Data entries
# # #

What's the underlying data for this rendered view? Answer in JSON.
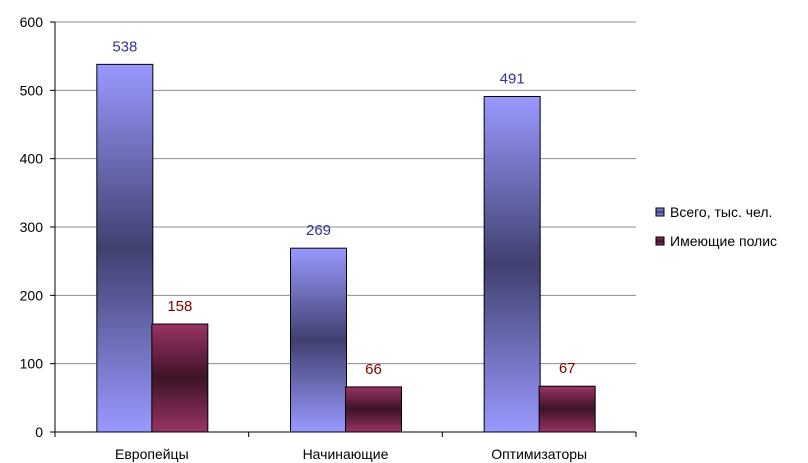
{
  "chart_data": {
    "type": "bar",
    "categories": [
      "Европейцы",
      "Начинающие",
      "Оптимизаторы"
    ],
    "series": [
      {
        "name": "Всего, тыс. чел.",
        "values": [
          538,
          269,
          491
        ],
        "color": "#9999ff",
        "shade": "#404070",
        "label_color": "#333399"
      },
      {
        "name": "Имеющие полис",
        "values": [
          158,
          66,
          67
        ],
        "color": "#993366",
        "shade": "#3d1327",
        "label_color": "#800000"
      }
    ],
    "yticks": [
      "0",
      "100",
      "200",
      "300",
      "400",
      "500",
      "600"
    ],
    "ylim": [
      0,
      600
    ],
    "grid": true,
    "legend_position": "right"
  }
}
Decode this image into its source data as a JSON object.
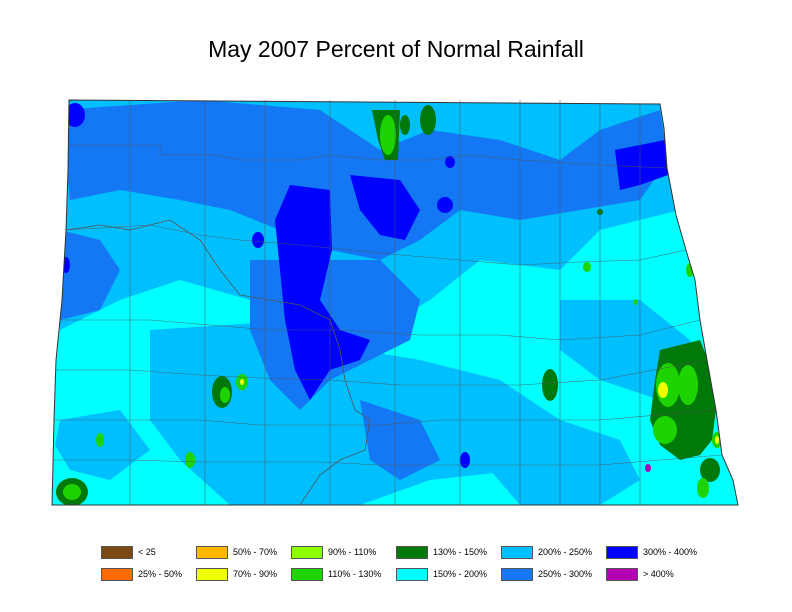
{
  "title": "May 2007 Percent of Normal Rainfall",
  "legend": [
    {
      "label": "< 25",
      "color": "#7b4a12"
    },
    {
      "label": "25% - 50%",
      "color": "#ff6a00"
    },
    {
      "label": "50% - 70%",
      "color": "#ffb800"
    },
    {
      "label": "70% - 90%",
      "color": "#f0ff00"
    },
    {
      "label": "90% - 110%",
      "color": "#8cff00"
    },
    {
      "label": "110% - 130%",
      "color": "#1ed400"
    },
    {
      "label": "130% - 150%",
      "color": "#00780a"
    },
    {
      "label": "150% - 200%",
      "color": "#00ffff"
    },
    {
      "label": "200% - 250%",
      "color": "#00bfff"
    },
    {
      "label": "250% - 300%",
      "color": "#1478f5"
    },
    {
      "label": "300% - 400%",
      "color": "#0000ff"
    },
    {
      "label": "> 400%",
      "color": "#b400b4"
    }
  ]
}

# # #

◆ GOAL ◆
Write the lines above out again exactly, without any of their pictures.

◆ COMPLETE OUTPUT ◆
What's the underlying data for this rendered view? Answer in JSON.
{
  "chart_data": {
    "type": "bar",
    "categories": [
      "Европейцы",
      "Начинающие",
      "Оптимизаторы"
    ],
    "series": [
      {
        "name": "Всего, тыс. чел.",
        "values": [
          538,
          269,
          491
        ],
        "color": "#9999ff",
        "shade": "#404070",
        "label_color": "#333399"
      },
      {
        "name": "Имеющие полис",
        "values": [
          158,
          66,
          67
        ],
        "color": "#993366",
        "shade": "#3d1327",
        "label_color": "#800000"
      }
    ],
    "yticks": [
      "0",
      "100",
      "200",
      "300",
      "400",
      "500",
      "600"
    ],
    "ylim": [
      0,
      600
    ],
    "grid": true,
    "legend_position": "right"
  }
}
Decode this image into its source data as a JSON object.
{
  "title": "May 2007 Percent of Normal Rainfall",
  "legend": [
    {
      "label": "< 25",
      "color": "#7b4a12"
    },
    {
      "label": "25% - 50%",
      "color": "#ff6a00"
    },
    {
      "label": "50% - 70%",
      "color": "#ffb800"
    },
    {
      "label": "70% - 90%",
      "color": "#f0ff00"
    },
    {
      "label": "90% - 110%",
      "color": "#8cff00"
    },
    {
      "label": "110% - 130%",
      "color": "#1ed400"
    },
    {
      "label": "130% - 150%",
      "color": "#00780a"
    },
    {
      "label": "150% - 200%",
      "color": "#00ffff"
    },
    {
      "label": "200% - 250%",
      "color": "#00bfff"
    },
    {
      "label": "250% - 300%",
      "color": "#1478f5"
    },
    {
      "label": "300% - 400%",
      "color": "#0000ff"
    },
    {
      "label": "> 400%",
      "color": "#b400b4"
    }
  ]
}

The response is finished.